"""

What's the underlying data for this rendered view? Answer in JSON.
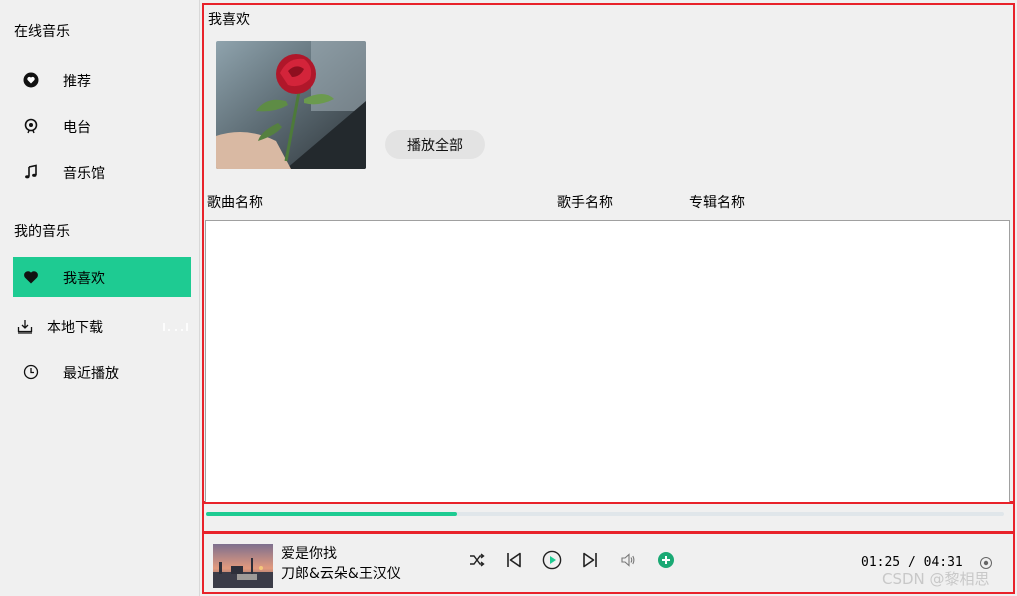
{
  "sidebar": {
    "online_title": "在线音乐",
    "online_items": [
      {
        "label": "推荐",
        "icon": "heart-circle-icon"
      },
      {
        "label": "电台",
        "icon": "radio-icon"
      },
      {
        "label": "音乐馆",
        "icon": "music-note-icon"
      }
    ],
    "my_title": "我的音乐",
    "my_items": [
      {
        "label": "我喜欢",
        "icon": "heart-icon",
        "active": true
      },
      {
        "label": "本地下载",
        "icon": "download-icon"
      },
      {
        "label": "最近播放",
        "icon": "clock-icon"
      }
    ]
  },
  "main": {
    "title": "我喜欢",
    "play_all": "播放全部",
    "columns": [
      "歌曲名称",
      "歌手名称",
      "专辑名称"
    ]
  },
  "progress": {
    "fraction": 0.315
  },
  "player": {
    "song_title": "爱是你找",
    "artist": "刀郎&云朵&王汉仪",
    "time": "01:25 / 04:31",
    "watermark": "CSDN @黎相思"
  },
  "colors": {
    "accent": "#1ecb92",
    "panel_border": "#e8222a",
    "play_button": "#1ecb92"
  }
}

"""
"""

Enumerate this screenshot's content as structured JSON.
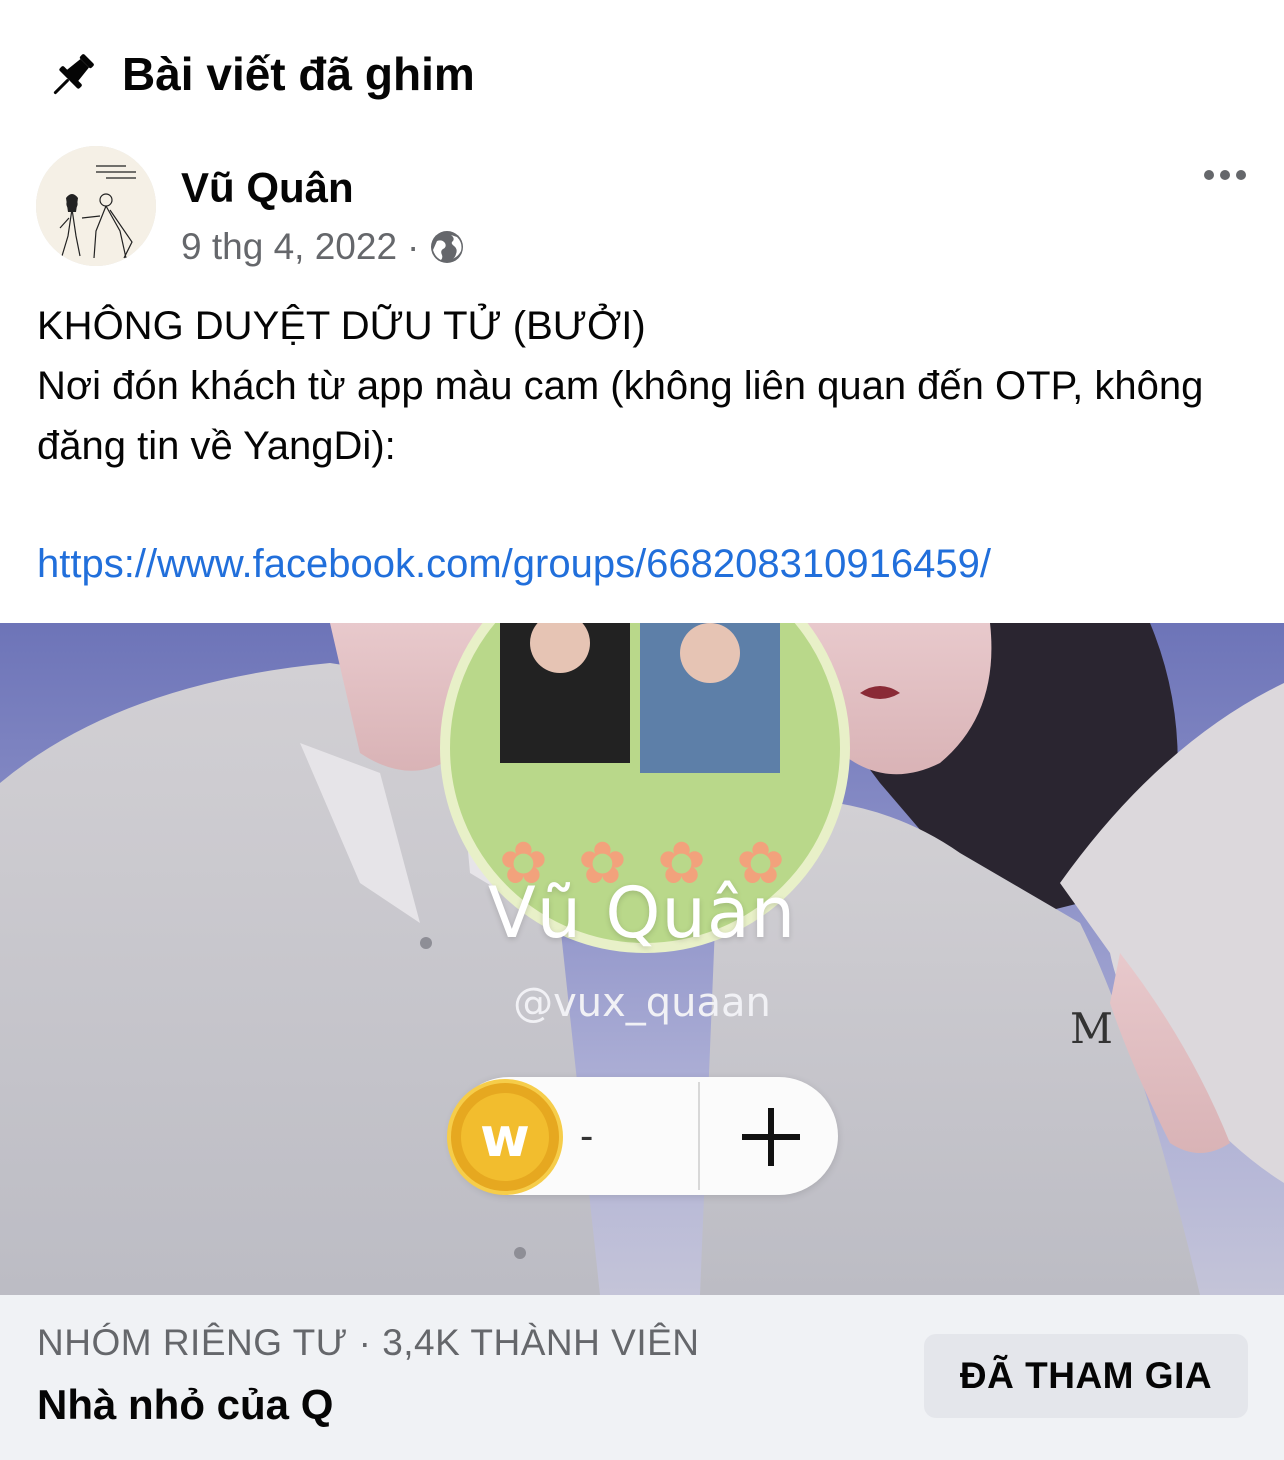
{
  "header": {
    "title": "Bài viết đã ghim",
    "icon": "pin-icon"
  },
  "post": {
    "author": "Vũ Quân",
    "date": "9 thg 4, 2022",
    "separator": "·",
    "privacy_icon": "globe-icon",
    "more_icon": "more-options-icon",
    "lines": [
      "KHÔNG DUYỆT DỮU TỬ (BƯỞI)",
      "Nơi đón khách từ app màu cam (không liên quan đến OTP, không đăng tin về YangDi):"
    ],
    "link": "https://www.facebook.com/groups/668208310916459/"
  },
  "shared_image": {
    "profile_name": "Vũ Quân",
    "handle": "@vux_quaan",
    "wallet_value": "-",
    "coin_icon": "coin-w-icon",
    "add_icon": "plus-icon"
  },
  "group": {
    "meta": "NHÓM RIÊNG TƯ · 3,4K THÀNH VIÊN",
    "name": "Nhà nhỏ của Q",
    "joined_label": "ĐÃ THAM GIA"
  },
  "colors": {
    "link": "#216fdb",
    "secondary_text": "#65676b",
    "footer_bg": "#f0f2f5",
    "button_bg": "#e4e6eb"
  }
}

"""

▸ Problem requirements
Pick out each line in the material containing "icon".

▸ Full response
        "icon": "heart-circle-icon"
        "icon": "radio-icon"
        "icon": "music-note-icon"
        "icon": "heart-icon",
        "icon": "download-icon"
        "icon": "clock-icon"
    "icon": "pin-icon"
    "privacy_icon": "globe-icon",
    "more_icon": "more-options-icon",
    "coin_icon": "coin-w-icon",
    "add_icon": "plus-icon"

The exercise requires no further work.